• Exercise description: Return every record below exactly as written, but leave out the pictures.

• Data records:
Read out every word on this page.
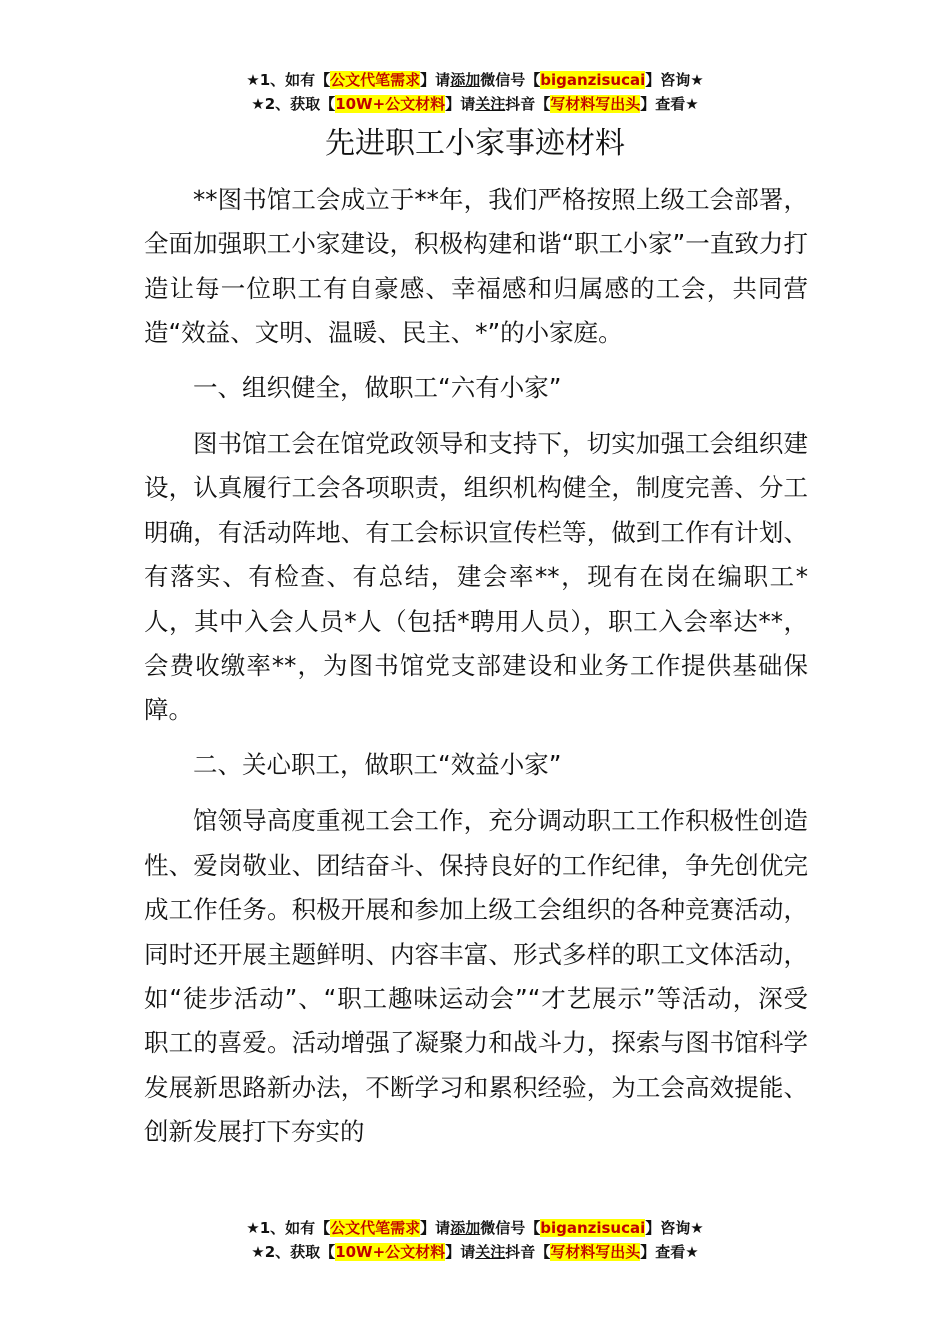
★1、如有【公文代笔需求】请添加微信号【biganzisucai】咨询★
★2、获取【10W+公文材料】请关注抖音【写材料写出头】查看★
先进职工小家事迹材料

**图书馆工会成立于**年，我们严格按照上级工会部署，全面加强职工小家建设，积极构建和谐“职工小家”一直致力打造让每一位职工有自豪感、幸福感和归属感的工会，共同营造“效益、文明、温暖、民主、*”的小家庭。

一、组织健全，做职工“六有小家”

图书馆工会在馆党政领导和支持下，切实加强工会组织建设，认真履行工会各项职责，组织机构健全，制度完善、分工明确，有活动阵地、有工会标识宣传栏等，做到工作有计划、有落实、有检查、有总结，建会率**，现有在岗在编职工*人，其中入会人员*人（包括*聘用人员），职工入会率达**，会费收缴率**，为图书馆党支部建设和业务工作提供基础保障。

二、关心职工，做职工“效益小家”

馆领导高度重视工会工作，充分调动职工工作积极性创造性、爱岗敬业、团结奋斗、保持良好的工作纪律，争先创优完成工作任务。积极开展和参加上级工会组织的各种竞赛活动，同时还开展主题鲜明、内容丰富、形式多样的职工文体活动，如“徒步活动”、“职工趣味运动会”“才艺展示”等活动，深受职工的喜爱。活动增强了凝聚力和战斗力，探索与图书馆科学发展新思路新办法，不断学习和累积经验，为工会高效提能、创新发展打下夯实的

★1、如有【公文代笔需求】请添加微信号【biganzisucai】咨询★
★2、获取【10W+公文材料】请关注抖音【写材料写出头】查看★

• Solution for this task:
Read out every word on this page.
★1、如有【公文代笔需求】请添加微信号【biganzisucai】咨询★
★2、获取【10W+公文材料】请关注抖音【写材料写出头】查看★
先进职工小家事迹材料

**图书馆工会成立于**年，我们严格按照上级工会部署，全面加强职工小家建设，积极构建和谐“职工小家”一直致力打造让每一位职工有自豪感、幸福感和归属感的工会，共同营造“效益、文明、温暖、民主、*”的小家庭。

一、组织健全，做职工“六有小家”

图书馆工会在馆党政领导和支持下，切实加强工会组织建设，认真履行工会各项职责，组织机构健全，制度完善、分工明确，有活动阵地、有工会标识宣传栏等，做到工作有计划、有落实、有检查、有总结，建会率**，现有在岗在编职工*人，其中入会人员*人（包括*聘用人员），职工入会率达**，会费收缴率**，为图书馆党支部建设和业务工作提供基础保障。

二、关心职工，做职工“效益小家”

馆领导高度重视工会工作，充分调动职工工作积极性创造性、爱岗敬业、团结奋斗、保持良好的工作纪律，争先创优完成工作任务。积极开展和参加上级工会组织的各种竞赛活动，同时还开展主题鲜明、内容丰富、形式多样的职工文体活动，如“徒步活动”、“职工趣味运动会”“才艺展示”等活动，深受职工的喜爱。活动增强了凝聚力和战斗力，探索与图书馆科学发展新思路新办法，不断学习和累积经验，为工会高效提能、创新发展打下夯实的

★1、如有【公文代笔需求】请添加微信号【biganzisucai】咨询★
★2、获取【10W+公文材料】请关注抖音【写材料写出头】查看★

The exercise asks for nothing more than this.